This is notable in and of itself, because Star Wars has long shied away from anything that suggests an intimate connection between two characters. The original series might best be remembered for its central relationship being ruptured by the revelation of relation; Solo: A Star Wars Story had the opportunity to explore Lando's pansexuality but chickened out with queerbaiting; and a recent plot of The Mandalorian literally had the title character shut down a woman asking him to take off his armor. "The hottest couple in Star Wars" is a human and a robot.
And sure enough, along comes The Rise of Skywalker, and in it Abrams squanders all of The Last Jedi's romantic groundwork. The first and most egregious of Skywalker's crimes is dispensing with Rose. Despite having been one of the most important people in The Last Jedi, she gives an unconvincing excuse for why she's being written out of the script (something about needing to go study Destroyer designs to prepare for the battle), then almost never appears in the movie again. While many critics have complained about The Rise of Skywalker feeling overstuffed and rushed, that is still no excuse for shunting off Rose and giving screentime in her place to, say, a random and virtually inconsequential new droid that looks like the Pixar lamp.
Which brings us to Finn. The sidelining of Rose might have been at least tolerated if it were a technique to leave Finn as an available partner for Rey. The script even seems to flirt with this idea: When Finn and Rey are sinking in quicksand, Finn gasps that he has something to tell her — an obvious wink at the trope of the dying declaration of love, which Star Wars has deployed before. But Finn never finishes the thought. Ever. For the rest of the movie. Instead, he is inexplicably paired up with a new partner, Jannah, who is mortifyingly underdeveloped, not to mention redundant. Again, where the heck is Rose?

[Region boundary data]
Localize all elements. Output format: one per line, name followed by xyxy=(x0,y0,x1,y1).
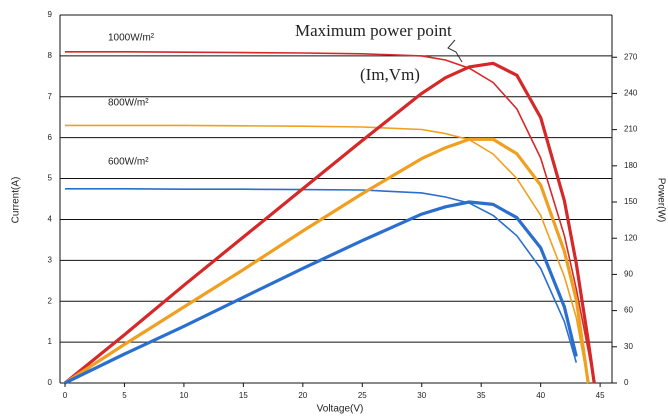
y-tick-label: 2 xyxy=(48,296,53,305)
x-tick-label: 5 xyxy=(122,391,127,400)
y2-tick-label: 150 xyxy=(624,197,638,206)
y-tick-label: 7 xyxy=(48,92,53,101)
annotation-arrow xyxy=(447,39,463,63)
y-axis-label: Current(A) xyxy=(11,177,22,224)
y2-tick-label: 30 xyxy=(624,342,633,351)
x-tick-label: 30 xyxy=(417,391,426,400)
y2-tick-label: 0 xyxy=(624,378,629,387)
plot-area xyxy=(60,15,612,383)
y2-tick-label: 60 xyxy=(624,306,633,315)
y2-tick-label: 180 xyxy=(624,161,638,170)
y-tick-label: 8 xyxy=(48,51,53,60)
power-curve xyxy=(63,61,596,385)
y-tick-label: 4 xyxy=(48,215,53,224)
x-tick-label: 0 xyxy=(63,391,68,400)
power-curve xyxy=(64,200,578,385)
annotation: 1000W/m² xyxy=(108,33,155,44)
y-tick-label: 9 xyxy=(48,10,53,19)
y2-tick-label: 240 xyxy=(624,89,638,98)
x-axis-label: Voltage(V) xyxy=(317,404,364,415)
y-tick-label: 1 xyxy=(48,337,53,346)
x-tick-label: 45 xyxy=(596,391,605,400)
annotation: Maximum power point xyxy=(295,21,452,40)
current-curve xyxy=(65,124,589,384)
y2-tick-label: 210 xyxy=(624,125,638,134)
x-tick-label: 20 xyxy=(298,391,307,400)
y-tick-label: 3 xyxy=(48,255,53,264)
y-tick-label: 0 xyxy=(48,378,53,387)
x-tick-label: 35 xyxy=(477,391,486,400)
y2-tick-label: 270 xyxy=(624,52,638,61)
annotation: (Im,Vm) xyxy=(360,65,420,84)
x-tick-label: 25 xyxy=(358,391,367,400)
y2-tick-label: 90 xyxy=(624,270,633,279)
annotation: 800W/m² xyxy=(108,98,149,109)
annotation: 600W/m² xyxy=(108,157,149,168)
current-curve xyxy=(65,51,595,384)
y-tick-label: 5 xyxy=(48,174,53,183)
current-curve xyxy=(65,188,578,363)
y2-tick-label: 120 xyxy=(624,233,638,242)
y2-axis-label: Power(W) xyxy=(655,178,666,222)
y-tick-label: 6 xyxy=(48,133,53,142)
x-tick-label: 15 xyxy=(239,391,248,400)
x-tick-label: 10 xyxy=(179,391,188,400)
x-tick-label: 40 xyxy=(536,391,545,400)
power-curve xyxy=(64,137,590,385)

_DIRECTIONS_.
1. Can you repeat the Star Wars passage word for word, from its first sentence to its last?
2. Reproduce the entries verbatim, beginning with the line containing "y-tick-label: 2 xyxy=(48,296,53,305)" and continuing through the line containing "annotation: Maximum power", both of those lines included.
The passage and the entries were taken from unrelated sources.

_SOLUTIONS IN ORDER_.
1.
This is notable in and of itself, because Star Wars has long shied away from anything that suggests an intimate connection between two characters. The original series might best be remembered for its central relationship being ruptured by the revelation of relation; Solo: A Star Wars Story had the opportunity to explore Lando's pansexuality but chickened out with queerbaiting; and a recent plot of The Mandalorian literally had the title character shut down a woman asking him to take off his armor. "The hottest couple in Star Wars" is a human and a robot.
And sure enough, along comes The Rise of Skywalker, and in it Abrams squanders all of The Last Jedi's romantic groundwork. The first and most egregious of Skywalker's crimes is dispensing with Rose. Despite having been one of the most important people in The Last Jedi, she gives an unconvincing excuse for why she's being written out of the script (something about needing to go study Destroyer designs to prepare for the battle), then almost never appears in the movie again. While many critics have complained about The Rise of Skywalker feeling overstuffed and rushed, that is still no excuse for shunting off Rose and giving screentime in her place to, say, a random and virtually inconsequential new droid that looks like the Pixar lamp.
Which brings us to Finn. The sidelining of Rose might have been at least tolerated if it were a technique to leave Finn as an available partner for Rey. The script even seems to flirt with this idea: When Finn and Rey are sinking in quicksand, Finn gasps that he has something to tell her — an obvious wink at the trope of the dying declaration of love, which Star Wars has deployed before. But Finn never finishes the thought. Ever. For the rest of the movie. Instead, he is inexplicably paired up with a new partner, Jannah, who is mortifyingly underdeveloped, not to mention redundant. Again, where the heck is Rose?

2.
y-tick-label: 2 xyxy=(48,296,53,305)
x-tick-label: 5 xyxy=(122,391,127,400)
y2-tick-label: 150 xyxy=(624,197,638,206)
y-tick-label: 7 xyxy=(48,92,53,101)
annotation-arrow xyxy=(447,39,463,63)
y-axis-label: Current(A) xyxy=(11,177,22,224)
y2-tick-label: 30 xyxy=(624,342,633,351)
x-tick-label: 30 xyxy=(417,391,426,400)
y2-tick-label: 0 xyxy=(624,378,629,387)
plot-area xyxy=(60,15,612,383)
y2-tick-label: 60 xyxy=(624,306,633,315)
y2-tick-label: 180 xyxy=(624,161,638,170)
y-tick-label: 8 xyxy=(48,51,53,60)
power-curve xyxy=(63,61,596,385)
y-tick-label: 4 xyxy=(48,215,53,224)
x-tick-label: 0 xyxy=(63,391,68,400)
power-curve xyxy=(64,200,578,385)
annotation: 1000W/m² xyxy=(108,33,155,44)
y-tick-label: 9 xyxy=(48,10,53,19)
y2-tick-label: 240 xyxy=(624,89,638,98)
x-axis-label: Voltage(V) xyxy=(317,404,364,415)
y-tick-label: 1 xyxy=(48,337,53,346)
x-tick-label: 45 xyxy=(596,391,605,400)
annotation: Maximum power point xyxy=(295,21,452,40)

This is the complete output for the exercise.